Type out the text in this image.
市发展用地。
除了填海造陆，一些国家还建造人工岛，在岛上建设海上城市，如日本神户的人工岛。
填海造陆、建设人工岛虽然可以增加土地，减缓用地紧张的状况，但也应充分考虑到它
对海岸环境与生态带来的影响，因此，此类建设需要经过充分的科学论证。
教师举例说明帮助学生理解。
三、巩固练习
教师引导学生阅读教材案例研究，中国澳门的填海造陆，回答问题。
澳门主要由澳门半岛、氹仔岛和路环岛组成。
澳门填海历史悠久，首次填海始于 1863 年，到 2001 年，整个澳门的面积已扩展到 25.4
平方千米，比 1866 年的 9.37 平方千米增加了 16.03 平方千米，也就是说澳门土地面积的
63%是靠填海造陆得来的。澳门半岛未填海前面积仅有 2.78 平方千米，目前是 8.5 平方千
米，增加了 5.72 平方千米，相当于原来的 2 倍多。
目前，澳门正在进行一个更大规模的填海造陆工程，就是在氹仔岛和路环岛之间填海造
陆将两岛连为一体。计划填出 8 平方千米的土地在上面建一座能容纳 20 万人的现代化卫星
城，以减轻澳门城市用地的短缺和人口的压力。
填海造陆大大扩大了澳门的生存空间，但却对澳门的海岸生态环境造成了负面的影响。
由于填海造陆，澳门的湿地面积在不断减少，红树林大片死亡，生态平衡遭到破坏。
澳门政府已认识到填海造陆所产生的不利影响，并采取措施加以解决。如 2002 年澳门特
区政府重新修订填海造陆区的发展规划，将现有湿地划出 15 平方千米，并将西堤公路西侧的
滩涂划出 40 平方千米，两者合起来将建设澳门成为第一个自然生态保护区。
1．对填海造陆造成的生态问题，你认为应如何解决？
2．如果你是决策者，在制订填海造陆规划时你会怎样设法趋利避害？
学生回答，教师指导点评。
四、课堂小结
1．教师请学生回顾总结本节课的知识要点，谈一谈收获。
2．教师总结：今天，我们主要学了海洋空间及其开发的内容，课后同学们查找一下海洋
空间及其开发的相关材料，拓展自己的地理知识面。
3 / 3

● ● ●

**What you should do**
From the records above, extract each line exactly as shown.

**Solution below**
Type out the text in this image.
市发展用地。
除了填海造陆，一些国家还建造人工岛，在岛上建设海上城市，如日本神户的人工岛。
填海造陆、建设人工岛虽然可以增加土地，减缓用地紧张的状况，但也应充分考虑到它
对海岸环境与生态带来的影响，因此，此类建设需要经过充分的科学论证。
教师举例说明帮助学生理解。
三、巩固练习
教师引导学生阅读教材案例研究，中国澳门的填海造陆，回答问题。
澳门主要由澳门半岛、氹仔岛和路环岛组成。
澳门填海历史悠久，首次填海始于 1863 年，到 2001 年，整个澳门的面积已扩展到 25.4
平方千米，比 1866 年的 9.37 平方千米增加了 16.03 平方千米，也就是说澳门土地面积的
63%是靠填海造陆得来的。澳门半岛未填海前面积仅有 2.78 平方千米，目前是 8.5 平方千
米，增加了 5.72 平方千米，相当于原来的 2 倍多。
目前，澳门正在进行一个更大规模的填海造陆工程，就是在氹仔岛和路环岛之间填海造
陆将两岛连为一体。计划填出 8 平方千米的土地在上面建一座能容纳 20 万人的现代化卫星
城，以减轻澳门城市用地的短缺和人口的压力。
填海造陆大大扩大了澳门的生存空间，但却对澳门的海岸生态环境造成了负面的影响。
由于填海造陆，澳门的湿地面积在不断减少，红树林大片死亡，生态平衡遭到破坏。
澳门政府已认识到填海造陆所产生的不利影响，并采取措施加以解决。如 2002 年澳门特
区政府重新修订填海造陆区的发展规划，将现有湿地划出 15 平方千米，并将西堤公路西侧的
滩涂划出 40 平方千米，两者合起来将建设澳门成为第一个自然生态保护区。
1．对填海造陆造成的生态问题，你认为应如何解决？
2．如果你是决策者，在制订填海造陆规划时你会怎样设法趋利避害？
学生回答，教师指导点评。
四、课堂小结
1．教师请学生回顾总结本节课的知识要点，谈一谈收获。
2．教师总结：今天，我们主要学了海洋空间及其开发的内容，课后同学们查找一下海洋
空间及其开发的相关材料，拓展自己的地理知识面。
3 / 3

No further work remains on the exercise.